● **Objective**: In your copy, leave out the pictures; write out all the data exactly.

--- start Records for the task ---

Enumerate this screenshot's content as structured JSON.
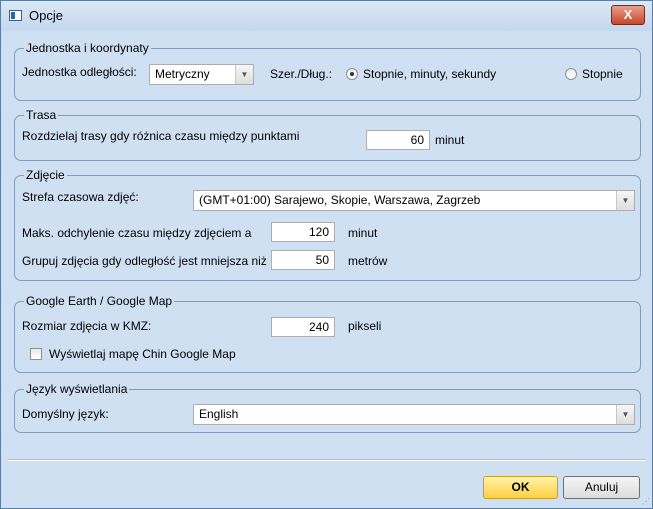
{
  "window": {
    "title": "Opcje",
    "close_glyph": "X"
  },
  "units": {
    "legend": "Jednostka i koordynaty",
    "distance_label": "Jednostka odległości:",
    "distance_value": "Metryczny",
    "coord_label": "Szer./Dług.:",
    "options": [
      {
        "label": "Stopnie, minuty, sekundy",
        "checked": true
      },
      {
        "label": "Stopnie",
        "checked": false
      }
    ]
  },
  "route": {
    "legend": "Trasa",
    "split_label": "Rozdzielaj trasy gdy różnica czasu między punktami",
    "split_value": "60",
    "split_unit": "minut"
  },
  "photo": {
    "legend": "Zdjęcie",
    "tz_label": "Strefa czasowa zdjęć:",
    "tz_value": "(GMT+01:00) Sarajewo, Skopie, Warszawa, Zagrzeb",
    "maxdev_label": "Maks. odchylenie czasu między zdjęciem a",
    "maxdev_value": "120",
    "maxdev_unit": "minut",
    "group_label": "Grupuj zdjęcia gdy odległość jest mniejsza niż",
    "group_value": "50",
    "group_unit": "metrów"
  },
  "google": {
    "legend": "Google Earth / Google Map",
    "size_label": "Rozmiar zdjęcia w KMZ:",
    "size_value": "240",
    "size_unit": "pikseli",
    "china_label": "Wyświetlaj mapę Chin Google Map",
    "china_checked": false
  },
  "language": {
    "legend": "Język wyświetlania",
    "default_label": "Domyślny język:",
    "default_value": "English"
  },
  "buttons": {
    "ok": "OK",
    "cancel": "Anuluj"
  },
  "colors": {
    "ok_button": "#ffcf45",
    "close_button": "#c9462c",
    "background": "#cfe0f2"
  }
}
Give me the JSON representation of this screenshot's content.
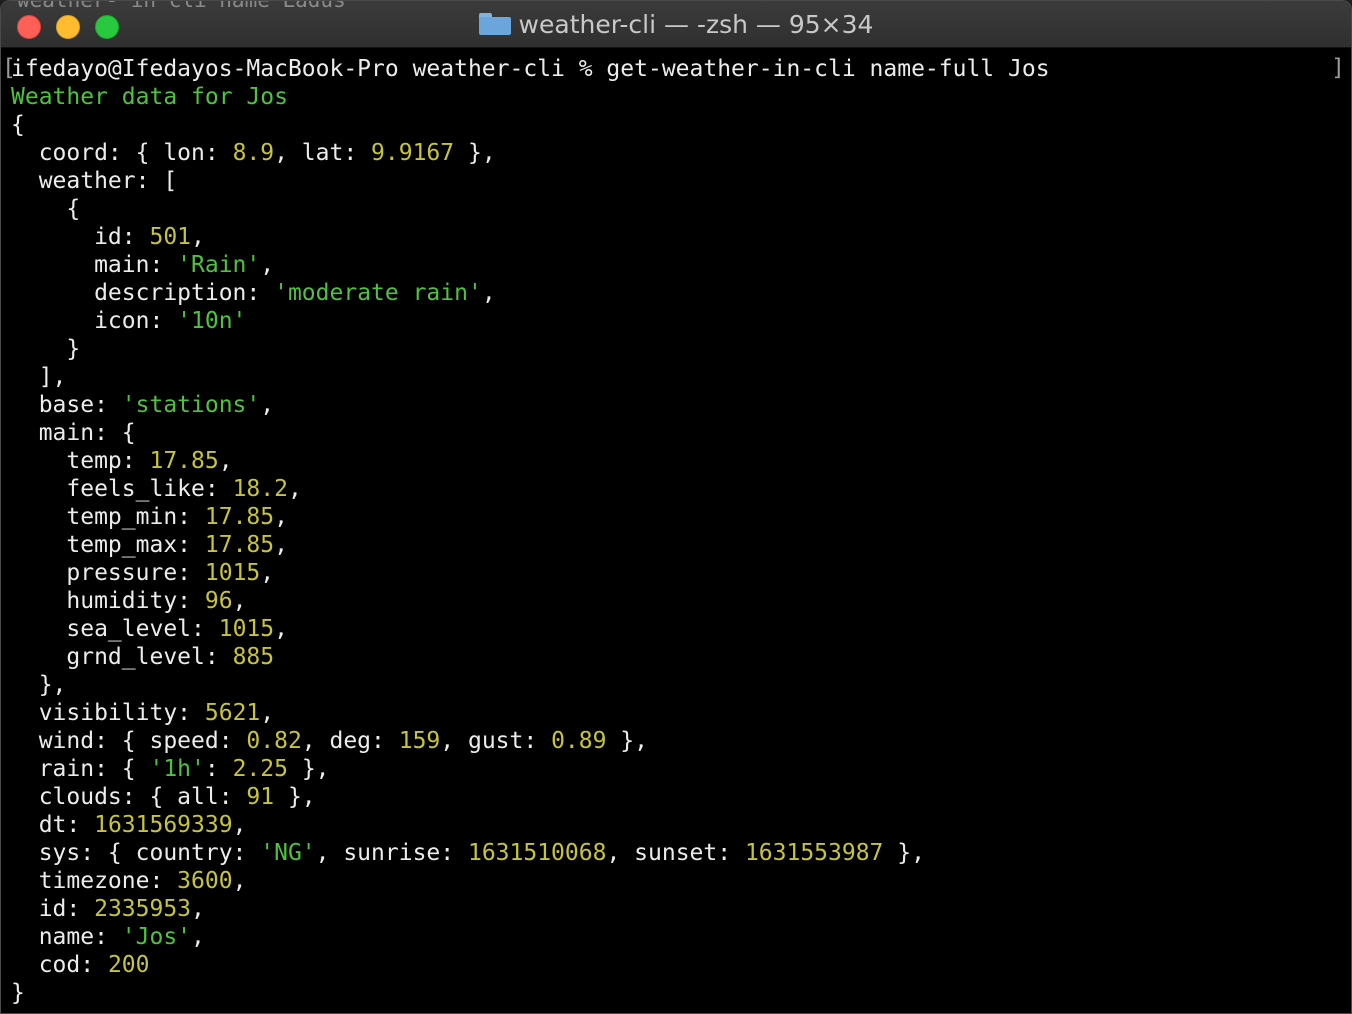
{
  "window": {
    "title": "weather-cli — -zsh — 95×34",
    "ghost_text": "weather- in cli name Ladus",
    "icon": "folder-icon",
    "controls": [
      "close",
      "minimize",
      "zoom"
    ]
  },
  "terminal": {
    "prompt": "ifedayo@Ifedayos-MacBook-Pro weather-cli % get-weather-in-cli name-full Jos",
    "header": "Weather data for Jos",
    "lines": [
      [
        [
          "p",
          "{"
        ]
      ],
      [
        [
          "p",
          "  coord: { lon: "
        ],
        [
          "n",
          "8.9"
        ],
        [
          "p",
          ", lat: "
        ],
        [
          "n",
          "9.9167"
        ],
        [
          "p",
          " },"
        ]
      ],
      [
        [
          "p",
          "  weather: ["
        ]
      ],
      [
        [
          "p",
          "    {"
        ]
      ],
      [
        [
          "p",
          "      id: "
        ],
        [
          "n",
          "501"
        ],
        [
          "p",
          ","
        ]
      ],
      [
        [
          "p",
          "      main: "
        ],
        [
          "s",
          "'Rain'"
        ],
        [
          "p",
          ","
        ]
      ],
      [
        [
          "p",
          "      description: "
        ],
        [
          "s",
          "'moderate rain'"
        ],
        [
          "p",
          ","
        ]
      ],
      [
        [
          "p",
          "      icon: "
        ],
        [
          "s",
          "'10n'"
        ]
      ],
      [
        [
          "p",
          "    }"
        ]
      ],
      [
        [
          "p",
          "  ],"
        ]
      ],
      [
        [
          "p",
          "  base: "
        ],
        [
          "s",
          "'stations'"
        ],
        [
          "p",
          ","
        ]
      ],
      [
        [
          "p",
          "  main: {"
        ]
      ],
      [
        [
          "p",
          "    temp: "
        ],
        [
          "n",
          "17.85"
        ],
        [
          "p",
          ","
        ]
      ],
      [
        [
          "p",
          "    feels_like: "
        ],
        [
          "n",
          "18.2"
        ],
        [
          "p",
          ","
        ]
      ],
      [
        [
          "p",
          "    temp_min: "
        ],
        [
          "n",
          "17.85"
        ],
        [
          "p",
          ","
        ]
      ],
      [
        [
          "p",
          "    temp_max: "
        ],
        [
          "n",
          "17.85"
        ],
        [
          "p",
          ","
        ]
      ],
      [
        [
          "p",
          "    pressure: "
        ],
        [
          "n",
          "1015"
        ],
        [
          "p",
          ","
        ]
      ],
      [
        [
          "p",
          "    humidity: "
        ],
        [
          "n",
          "96"
        ],
        [
          "p",
          ","
        ]
      ],
      [
        [
          "p",
          "    sea_level: "
        ],
        [
          "n",
          "1015"
        ],
        [
          "p",
          ","
        ]
      ],
      [
        [
          "p",
          "    grnd_level: "
        ],
        [
          "n",
          "885"
        ]
      ],
      [
        [
          "p",
          "  },"
        ]
      ],
      [
        [
          "p",
          "  visibility: "
        ],
        [
          "n",
          "5621"
        ],
        [
          "p",
          ","
        ]
      ],
      [
        [
          "p",
          "  wind: { speed: "
        ],
        [
          "n",
          "0.82"
        ],
        [
          "p",
          ", deg: "
        ],
        [
          "n",
          "159"
        ],
        [
          "p",
          ", gust: "
        ],
        [
          "n",
          "0.89"
        ],
        [
          "p",
          " },"
        ]
      ],
      [
        [
          "p",
          "  rain: { "
        ],
        [
          "s",
          "'1h'"
        ],
        [
          "p",
          ": "
        ],
        [
          "n",
          "2.25"
        ],
        [
          "p",
          " },"
        ]
      ],
      [
        [
          "p",
          "  clouds: { all: "
        ],
        [
          "n",
          "91"
        ],
        [
          "p",
          " },"
        ]
      ],
      [
        [
          "p",
          "  dt: "
        ],
        [
          "n",
          "1631569339"
        ],
        [
          "p",
          ","
        ]
      ],
      [
        [
          "p",
          "  sys: { country: "
        ],
        [
          "s",
          "'NG'"
        ],
        [
          "p",
          ", sunrise: "
        ],
        [
          "n",
          "1631510068"
        ],
        [
          "p",
          ", sunset: "
        ],
        [
          "n",
          "1631553987"
        ],
        [
          "p",
          " },"
        ]
      ],
      [
        [
          "p",
          "  timezone: "
        ],
        [
          "n",
          "3600"
        ],
        [
          "p",
          ","
        ]
      ],
      [
        [
          "p",
          "  id: "
        ],
        [
          "n",
          "2335953"
        ],
        [
          "p",
          ","
        ]
      ],
      [
        [
          "p",
          "  name: "
        ],
        [
          "s",
          "'Jos'"
        ],
        [
          "p",
          ","
        ]
      ],
      [
        [
          "p",
          "  cod: "
        ],
        [
          "n",
          "200"
        ]
      ],
      [
        [
          "p",
          "}"
        ]
      ]
    ]
  },
  "colors": {
    "background": "#000000",
    "text": "#ececec",
    "number": "#c7c43c",
    "string": "#4fc23f"
  }
}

--- end Records for the task ---

● **Problem solution**:
Enumerate this screenshot's content as structured JSON.
{
  "window": {
    "title": "Opcje",
    "close_glyph": "X"
  },
  "units": {
    "legend": "Jednostka i koordynaty",
    "distance_label": "Jednostka odległości:",
    "distance_value": "Metryczny",
    "coord_label": "Szer./Dług.:",
    "options": [
      {
        "label": "Stopnie, minuty, sekundy",
        "checked": true
      },
      {
        "label": "Stopnie",
        "checked": false
      }
    ]
  },
  "route": {
    "legend": "Trasa",
    "split_label": "Rozdzielaj trasy gdy różnica czasu między punktami",
    "split_value": "60",
    "split_unit": "minut"
  },
  "photo": {
    "legend": "Zdjęcie",
    "tz_label": "Strefa czasowa zdjęć:",
    "tz_value": "(GMT+01:00) Sarajewo, Skopie, Warszawa, Zagrzeb",
    "maxdev_label": "Maks. odchylenie czasu między zdjęciem a",
    "maxdev_value": "120",
    "maxdev_unit": "minut",
    "group_label": "Grupuj zdjęcia gdy odległość jest mniejsza niż",
    "group_value": "50",
    "group_unit": "metrów"
  },
  "google": {
    "legend": "Google Earth / Google Map",
    "size_label": "Rozmiar zdjęcia w KMZ:",
    "size_value": "240",
    "size_unit": "pikseli",
    "china_label": "Wyświetlaj mapę Chin Google Map",
    "china_checked": false
  },
  "language": {
    "legend": "Język wyświetlania",
    "default_label": "Domyślny język:",
    "default_value": "English"
  },
  "buttons": {
    "ok": "OK",
    "cancel": "Anuluj"
  },
  "colors": {
    "ok_button": "#ffcf45",
    "close_button": "#c9462c",
    "background": "#cfe0f2"
  }
}
Give me the JSON representation of this screenshot's content.
{
  "window": {
    "title": "weather-cli — -zsh — 95×34",
    "ghost_text": "weather- in cli name Ladus",
    "icon": "folder-icon",
    "controls": [
      "close",
      "minimize",
      "zoom"
    ]
  },
  "terminal": {
    "prompt": "ifedayo@Ifedayos-MacBook-Pro weather-cli % get-weather-in-cli name-full Jos",
    "header": "Weather data for Jos",
    "lines": [
      [
        [
          "p",
          "{"
        ]
      ],
      [
        [
          "p",
          "  coord: { lon: "
        ],
        [
          "n",
          "8.9"
        ],
        [
          "p",
          ", lat: "
        ],
        [
          "n",
          "9.9167"
        ],
        [
          "p",
          " },"
        ]
      ],
      [
        [
          "p",
          "  weather: ["
        ]
      ],
      [
        [
          "p",
          "    {"
        ]
      ],
      [
        [
          "p",
          "      id: "
        ],
        [
          "n",
          "501"
        ],
        [
          "p",
          ","
        ]
      ],
      [
        [
          "p",
          "      main: "
        ],
        [
          "s",
          "'Rain'"
        ],
        [
          "p",
          ","
        ]
      ],
      [
        [
          "p",
          "      description: "
        ],
        [
          "s",
          "'moderate rain'"
        ],
        [
          "p",
          ","
        ]
      ],
      [
        [
          "p",
          "      icon: "
        ],
        [
          "s",
          "'10n'"
        ]
      ],
      [
        [
          "p",
          "    }"
        ]
      ],
      [
        [
          "p",
          "  ],"
        ]
      ],
      [
        [
          "p",
          "  base: "
        ],
        [
          "s",
          "'stations'"
        ],
        [
          "p",
          ","
        ]
      ],
      [
        [
          "p",
          "  main: {"
        ]
      ],
      [
        [
          "p",
          "    temp: "
        ],
        [
          "n",
          "17.85"
        ],
        [
          "p",
          ","
        ]
      ],
      [
        [
          "p",
          "    feels_like: "
        ],
        [
          "n",
          "18.2"
        ],
        [
          "p",
          ","
        ]
      ],
      [
        [
          "p",
          "    temp_min: "
        ],
        [
          "n",
          "17.85"
        ],
        [
          "p",
          ","
        ]
      ],
      [
        [
          "p",
          "    temp_max: "
        ],
        [
          "n",
          "17.85"
        ],
        [
          "p",
          ","
        ]
      ],
      [
        [
          "p",
          "    pressure: "
        ],
        [
          "n",
          "1015"
        ],
        [
          "p",
          ","
        ]
      ],
      [
        [
          "p",
          "    humidity: "
        ],
        [
          "n",
          "96"
        ],
        [
          "p",
          ","
        ]
      ],
      [
        [
          "p",
          "    sea_level: "
        ],
        [
          "n",
          "1015"
        ],
        [
          "p",
          ","
        ]
      ],
      [
        [
          "p",
          "    grnd_level: "
        ],
        [
          "n",
          "885"
        ]
      ],
      [
        [
          "p",
          "  },"
        ]
      ],
      [
        [
          "p",
          "  visibility: "
        ],
        [
          "n",
          "5621"
        ],
        [
          "p",
          ","
        ]
      ],
      [
        [
          "p",
          "  wind: { speed: "
        ],
        [
          "n",
          "0.82"
        ],
        [
          "p",
          ", deg: "
        ],
        [
          "n",
          "159"
        ],
        [
          "p",
          ", gust: "
        ],
        [
          "n",
          "0.89"
        ],
        [
          "p",
          " },"
        ]
      ],
      [
        [
          "p",
          "  rain: { "
        ],
        [
          "s",
          "'1h'"
        ],
        [
          "p",
          ": "
        ],
        [
          "n",
          "2.25"
        ],
        [
          "p",
          " },"
        ]
      ],
      [
        [
          "p",
          "  clouds: { all: "
        ],
        [
          "n",
          "91"
        ],
        [
          "p",
          " },"
        ]
      ],
      [
        [
          "p",
          "  dt: "
        ],
        [
          "n",
          "1631569339"
        ],
        [
          "p",
          ","
        ]
      ],
      [
        [
          "p",
          "  sys: { country: "
        ],
        [
          "s",
          "'NG'"
        ],
        [
          "p",
          ", sunrise: "
        ],
        [
          "n",
          "1631510068"
        ],
        [
          "p",
          ", sunset: "
        ],
        [
          "n",
          "1631553987"
        ],
        [
          "p",
          " },"
        ]
      ],
      [
        [
          "p",
          "  timezone: "
        ],
        [
          "n",
          "3600"
        ],
        [
          "p",
          ","
        ]
      ],
      [
        [
          "p",
          "  id: "
        ],
        [
          "n",
          "2335953"
        ],
        [
          "p",
          ","
        ]
      ],
      [
        [
          "p",
          "  name: "
        ],
        [
          "s",
          "'Jos'"
        ],
        [
          "p",
          ","
        ]
      ],
      [
        [
          "p",
          "  cod: "
        ],
        [
          "n",
          "200"
        ]
      ],
      [
        [
          "p",
          "}"
        ]
      ]
    ]
  },
  "colors": {
    "background": "#000000",
    "text": "#ececec",
    "number": "#c7c43c",
    "string": "#4fc23f"
  }
}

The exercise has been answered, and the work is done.